▶ Data rows:
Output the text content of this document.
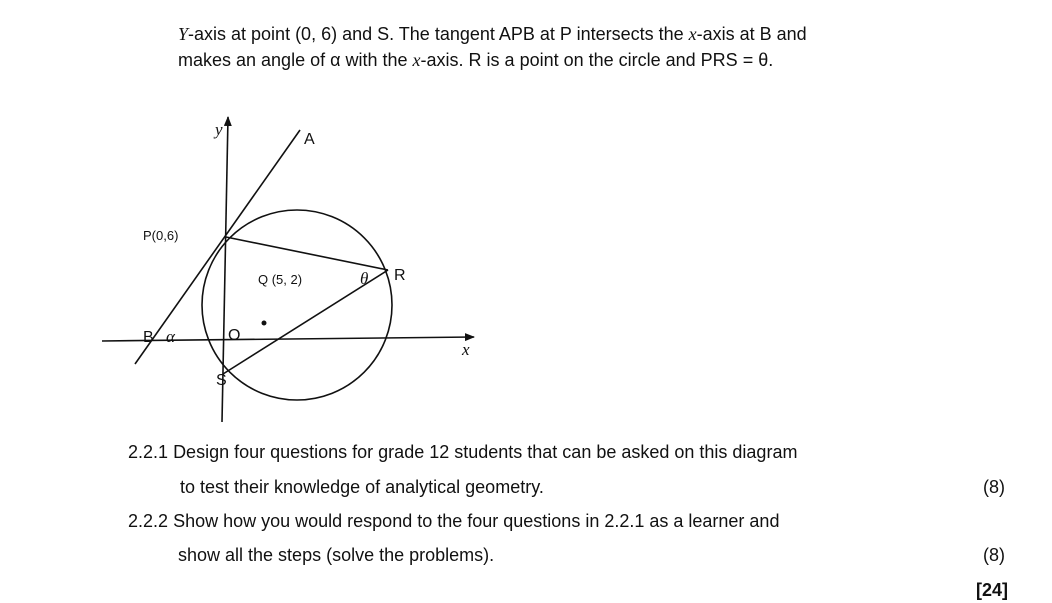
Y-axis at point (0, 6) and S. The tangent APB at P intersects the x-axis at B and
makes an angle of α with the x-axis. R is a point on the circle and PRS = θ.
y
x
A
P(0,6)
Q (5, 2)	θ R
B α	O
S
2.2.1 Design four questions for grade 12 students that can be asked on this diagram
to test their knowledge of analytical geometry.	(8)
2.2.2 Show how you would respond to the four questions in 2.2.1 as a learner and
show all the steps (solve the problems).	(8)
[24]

▶ Task description: Copy out each line of the data containing the string "four".

▶ Response to the task:
2.2.1 Design four questions for grade 12 students that can be asked on this diagram
2.2.2 Show how you would respond to the four questions in 2.2.1 as a learner and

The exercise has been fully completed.